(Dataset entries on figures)
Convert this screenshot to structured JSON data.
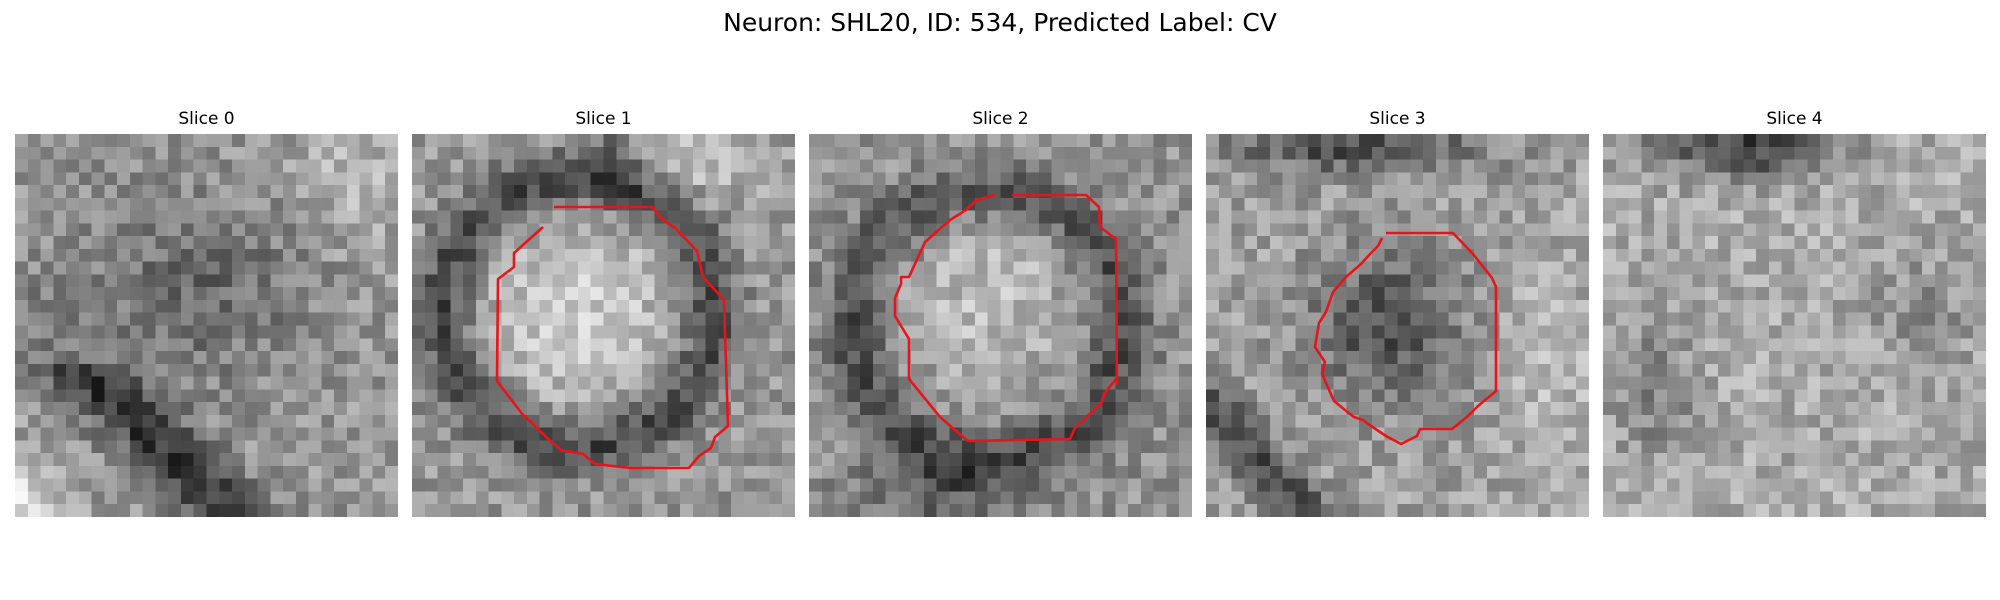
{
  "figure": {
    "title": "Neuron: SHL20, ID: 534, Predicted Label: CV"
  },
  "slices": [
    {
      "label": "Slice 0",
      "has_contour": false
    },
    {
      "label": "Slice 1",
      "has_contour": true
    },
    {
      "label": "Slice 2",
      "has_contour": true
    },
    {
      "label": "Slice 3",
      "has_contour": true
    },
    {
      "label": "Slice 4",
      "has_contour": false
    }
  ],
  "colors": {
    "contour": "#e8141b",
    "colormap": "gray"
  }
}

- _What you will do_
Output the records above exactly; leave out the pictures.

- _Solution to the exercise_
Convert this screenshot to structured JSON data.
{
  "figure": {
    "title": "Neuron: SHL20, ID: 534, Predicted Label: CV"
  },
  "slices": [
    {
      "label": "Slice 0",
      "has_contour": false
    },
    {
      "label": "Slice 1",
      "has_contour": true
    },
    {
      "label": "Slice 2",
      "has_contour": true
    },
    {
      "label": "Slice 3",
      "has_contour": true
    },
    {
      "label": "Slice 4",
      "has_contour": false
    }
  ],
  "colors": {
    "contour": "#e8141b",
    "colormap": "gray"
  }
}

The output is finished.